▶ [Stated task]:
Write out the material exactly, with the pictures left out.

(Stored items)

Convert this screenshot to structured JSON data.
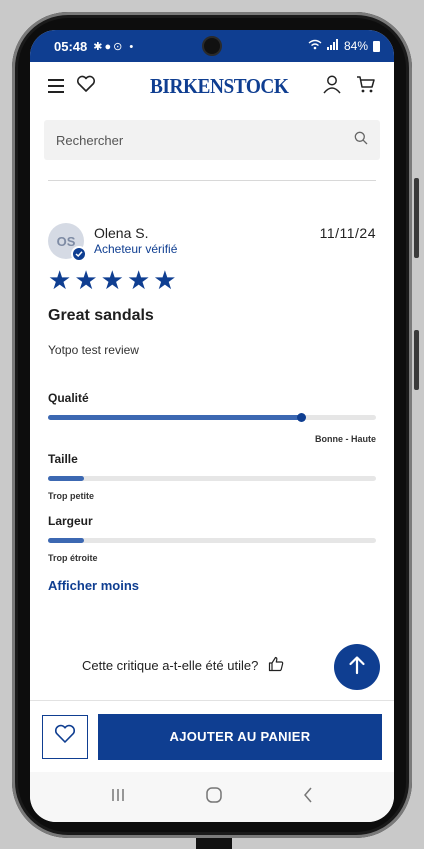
{
  "status_bar": {
    "time": "05:48",
    "battery": "84%"
  },
  "header": {
    "brand": "BIRKENSTOCK"
  },
  "search": {
    "placeholder": "Rechercher"
  },
  "review": {
    "initials": "OS",
    "name": "Olena S.",
    "verified_label": "Acheteur vérifié",
    "date": "11/11/24",
    "rating": 5,
    "title": "Great sandals",
    "body": "Yotpo test review",
    "attributes": [
      {
        "label": "Qualité",
        "value_label": "Bonne - Haute",
        "level": 0.77
      },
      {
        "label": "Taille",
        "value_label": "Trop petite",
        "level": 0.11
      },
      {
        "label": "Largeur",
        "value_label": "Trop étroite",
        "level": 0.11
      }
    ],
    "show_less": "Afficher moins",
    "helpful_question": "Cette critique a-t-elle été utile?"
  },
  "bottom_bar": {
    "add_to_cart": "AJOUTER AU PANIER"
  },
  "colors": {
    "brand_blue": "#0f3e91",
    "bar_fill": "#3c68b2",
    "bar_track": "#e6e6e6"
  }
}
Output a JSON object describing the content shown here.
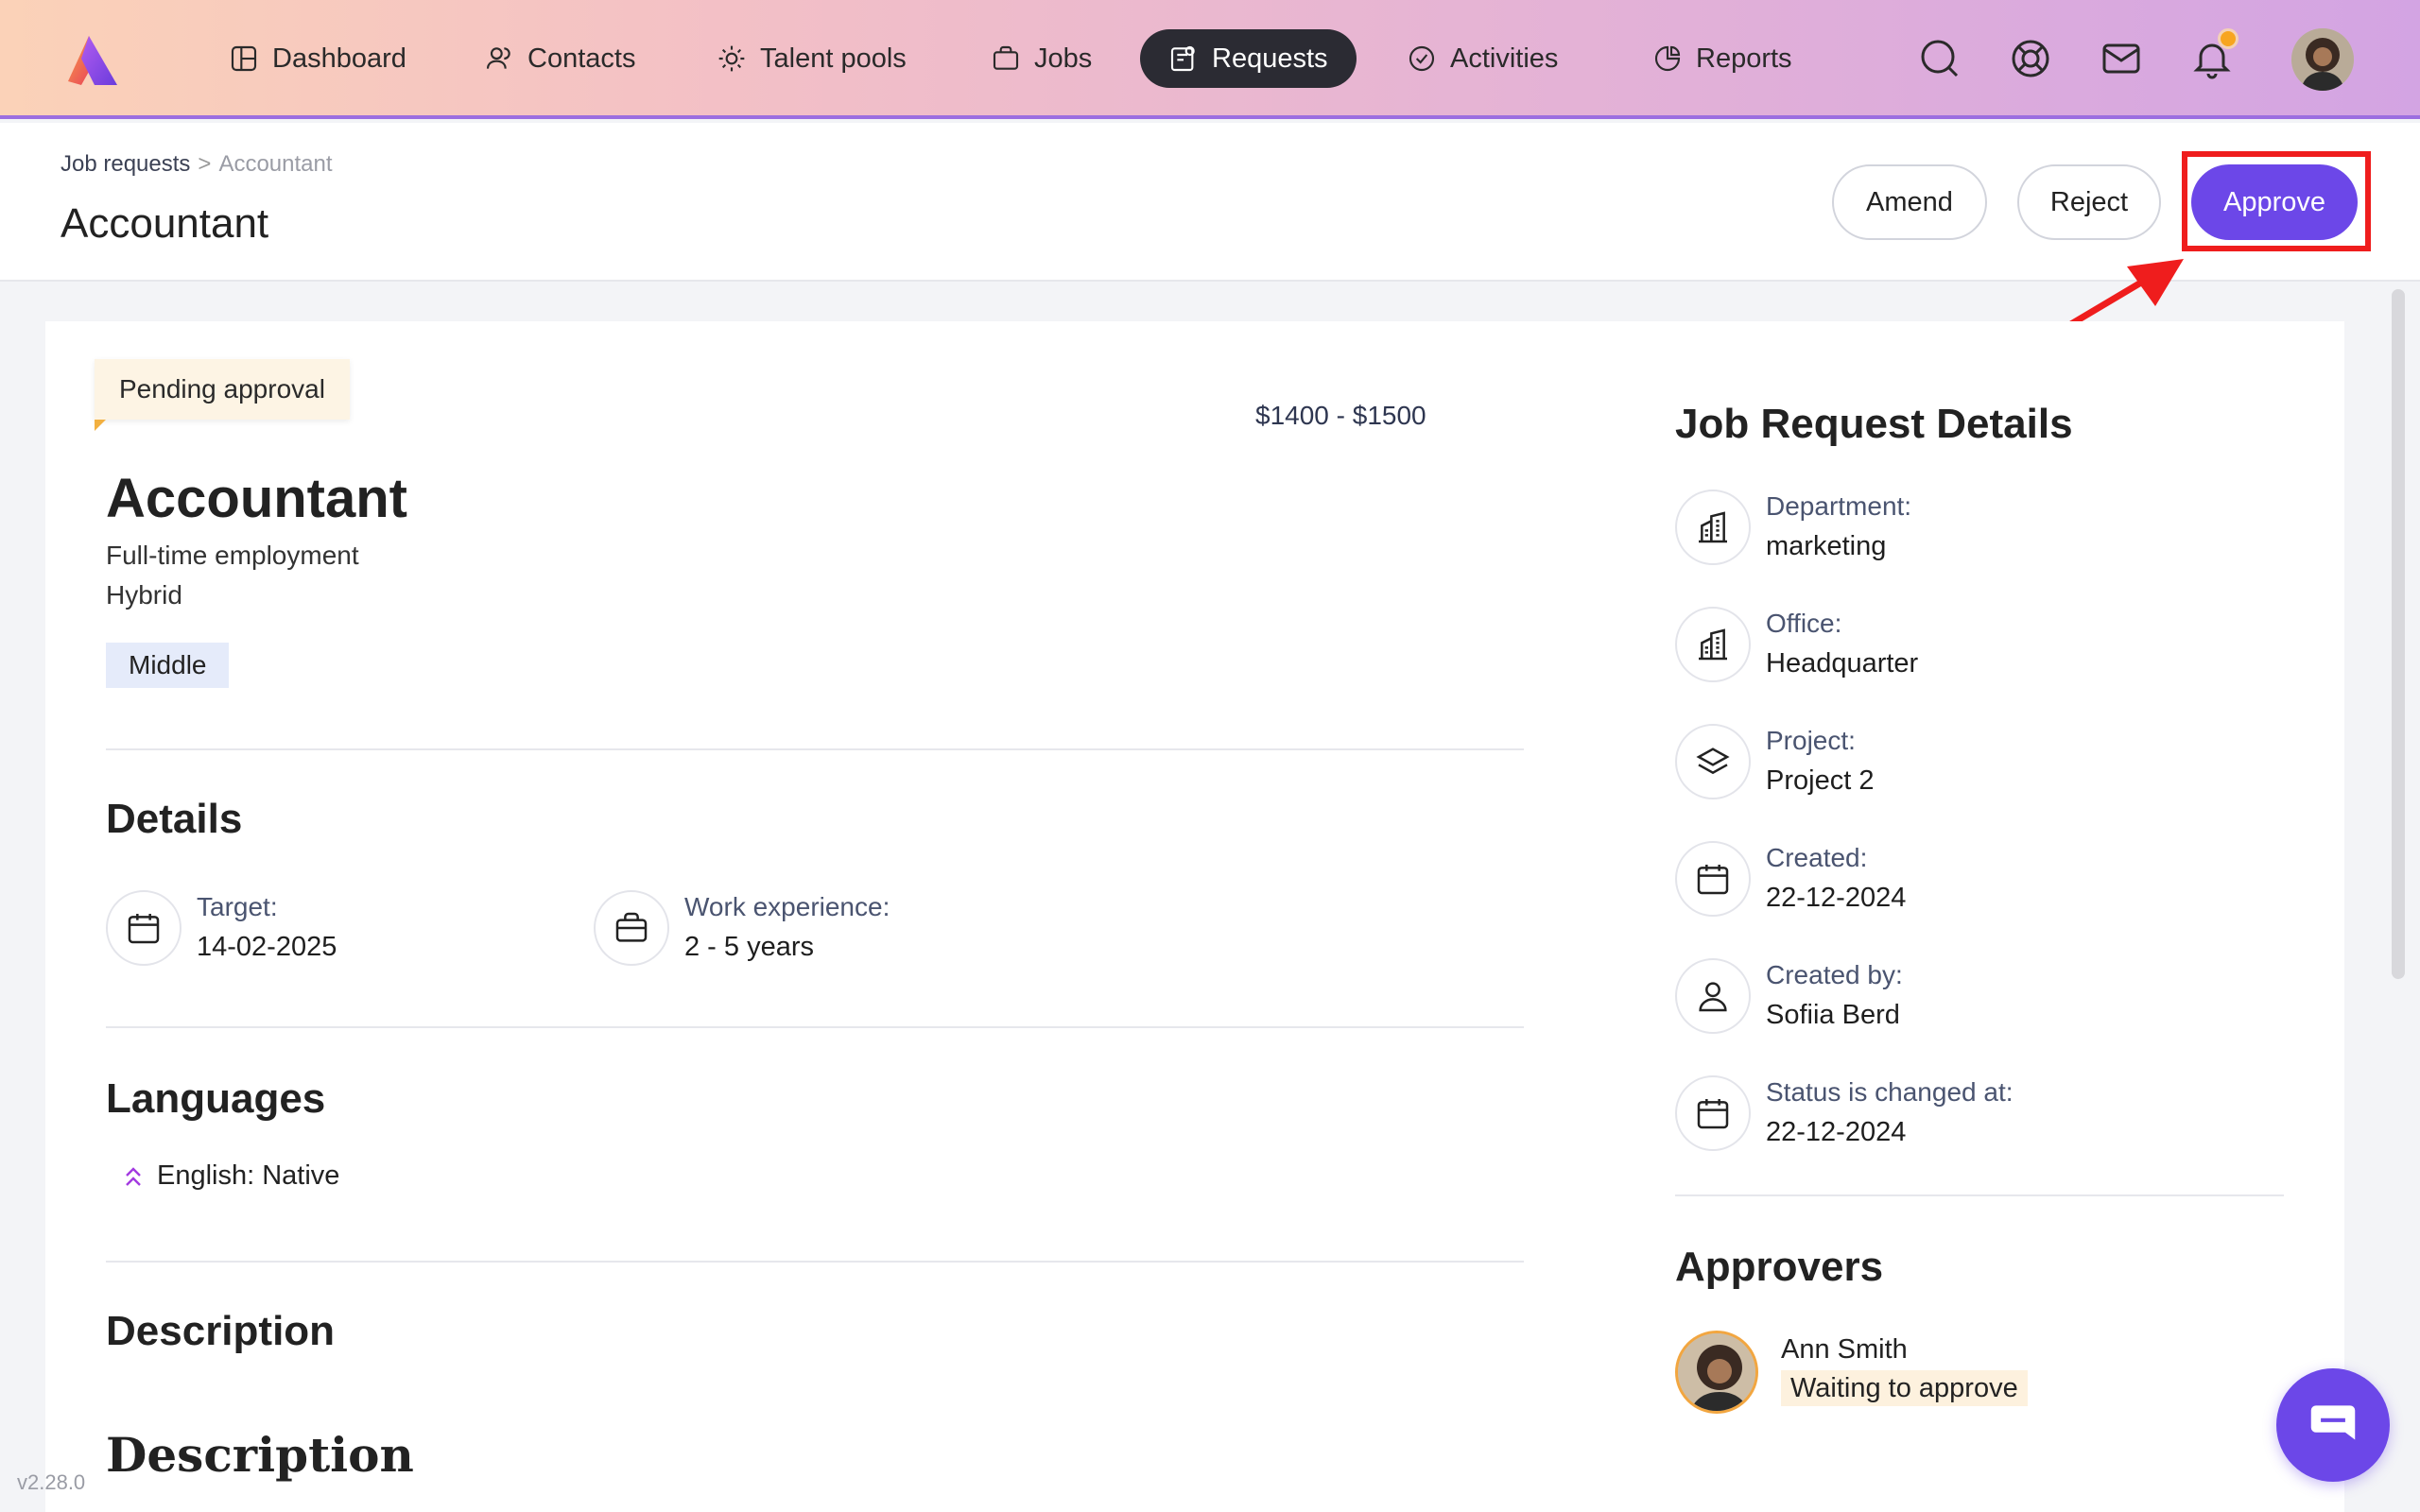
{
  "nav": {
    "items": [
      {
        "label": "Dashboard",
        "icon": "dashboard-icon"
      },
      {
        "label": "Contacts",
        "icon": "contacts-icon"
      },
      {
        "label": "Talent pools",
        "icon": "sun-icon"
      },
      {
        "label": "Jobs",
        "icon": "briefcase-icon"
      },
      {
        "label": "Requests",
        "icon": "requests-icon",
        "active": true
      },
      {
        "label": "Activities",
        "icon": "check-circle-icon"
      },
      {
        "label": "Reports",
        "icon": "reports-icon"
      }
    ]
  },
  "header": {
    "breadcrumb": {
      "parent": "Job requests",
      "separator": ">",
      "current": "Accountant"
    },
    "title": "Accountant",
    "amend_label": "Amend",
    "reject_label": "Reject",
    "approve_label": "Approve"
  },
  "job": {
    "status": "Pending approval",
    "salary": "$1400 - $1500",
    "title": "Accountant",
    "employment_type": "Full-time employment",
    "work_mode": "Hybrid",
    "level": "Middle"
  },
  "details": {
    "title": "Details",
    "target_label": "Target:",
    "target_value": "14-02-2025",
    "experience_label": "Work experience:",
    "experience_value": "2 - 5 years"
  },
  "languages": {
    "title": "Languages",
    "items": [
      {
        "text": "English: Native"
      }
    ]
  },
  "description": {
    "title": "Description",
    "body_heading": "Description"
  },
  "job_request_details": {
    "title": "Job Request Details",
    "rows": [
      {
        "label": "Department:",
        "value": "marketing",
        "icon": "building-icon"
      },
      {
        "label": "Office:",
        "value": "Headquarter",
        "icon": "building-icon"
      },
      {
        "label": "Project:",
        "value": "Project 2",
        "icon": "layers-icon"
      },
      {
        "label": "Created:",
        "value": "22-12-2024",
        "icon": "calendar-icon"
      },
      {
        "label": "Created by:",
        "value": "Sofiia Berd",
        "icon": "user-icon"
      },
      {
        "label": "Status is changed at:",
        "value": "22-12-2024",
        "icon": "calendar-icon"
      }
    ]
  },
  "approvers": {
    "title": "Approvers",
    "items": [
      {
        "name": "Ann Smith",
        "status": "Waiting to approve"
      }
    ]
  },
  "version": "v2.28.0",
  "colors": {
    "accent": "#6c47e8",
    "highlight": "#ef1d1d",
    "nav_active": "#2b2b33"
  }
}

▶ [Written answer]:
Convert this screenshot to structured JSON data.
{
  "status_bar": {
    "time": "05:48",
    "battery": "84%"
  },
  "header": {
    "brand": "BIRKENSTOCK"
  },
  "search": {
    "placeholder": "Rechercher"
  },
  "review": {
    "initials": "OS",
    "name": "Olena S.",
    "verified_label": "Acheteur vérifié",
    "date": "11/11/24",
    "rating": 5,
    "title": "Great sandals",
    "body": "Yotpo test review",
    "attributes": [
      {
        "label": "Qualité",
        "value_label": "Bonne - Haute",
        "level": 0.77
      },
      {
        "label": "Taille",
        "value_label": "Trop petite",
        "level": 0.11
      },
      {
        "label": "Largeur",
        "value_label": "Trop étroite",
        "level": 0.11
      }
    ],
    "show_less": "Afficher moins",
    "helpful_question": "Cette critique a-t-elle été utile?"
  },
  "bottom_bar": {
    "add_to_cart": "AJOUTER AU PANIER"
  },
  "colors": {
    "brand_blue": "#0f3e91",
    "bar_fill": "#3c68b2",
    "bar_track": "#e6e6e6"
  }
}
Output a JSON object describing the content shown here.
{
  "nav": {
    "items": [
      {
        "label": "Dashboard",
        "icon": "dashboard-icon"
      },
      {
        "label": "Contacts",
        "icon": "contacts-icon"
      },
      {
        "label": "Talent pools",
        "icon": "sun-icon"
      },
      {
        "label": "Jobs",
        "icon": "briefcase-icon"
      },
      {
        "label": "Requests",
        "icon": "requests-icon",
        "active": true
      },
      {
        "label": "Activities",
        "icon": "check-circle-icon"
      },
      {
        "label": "Reports",
        "icon": "reports-icon"
      }
    ]
  },
  "header": {
    "breadcrumb": {
      "parent": "Job requests",
      "separator": ">",
      "current": "Accountant"
    },
    "title": "Accountant",
    "amend_label": "Amend",
    "reject_label": "Reject",
    "approve_label": "Approve"
  },
  "job": {
    "status": "Pending approval",
    "salary": "$1400 - $1500",
    "title": "Accountant",
    "employment_type": "Full-time employment",
    "work_mode": "Hybrid",
    "level": "Middle"
  },
  "details": {
    "title": "Details",
    "target_label": "Target:",
    "target_value": "14-02-2025",
    "experience_label": "Work experience:",
    "experience_value": "2 - 5 years"
  },
  "languages": {
    "title": "Languages",
    "items": [
      {
        "text": "English: Native"
      }
    ]
  },
  "description": {
    "title": "Description",
    "body_heading": "Description"
  },
  "job_request_details": {
    "title": "Job Request Details",
    "rows": [
      {
        "label": "Department:",
        "value": "marketing",
        "icon": "building-icon"
      },
      {
        "label": "Office:",
        "value": "Headquarter",
        "icon": "building-icon"
      },
      {
        "label": "Project:",
        "value": "Project 2",
        "icon": "layers-icon"
      },
      {
        "label": "Created:",
        "value": "22-12-2024",
        "icon": "calendar-icon"
      },
      {
        "label": "Created by:",
        "value": "Sofiia Berd",
        "icon": "user-icon"
      },
      {
        "label": "Status is changed at:",
        "value": "22-12-2024",
        "icon": "calendar-icon"
      }
    ]
  },
  "approvers": {
    "title": "Approvers",
    "items": [
      {
        "name": "Ann Smith",
        "status": "Waiting to approve"
      }
    ]
  },
  "version": "v2.28.0",
  "colors": {
    "accent": "#6c47e8",
    "highlight": "#ef1d1d",
    "nav_active": "#2b2b33"
  }
}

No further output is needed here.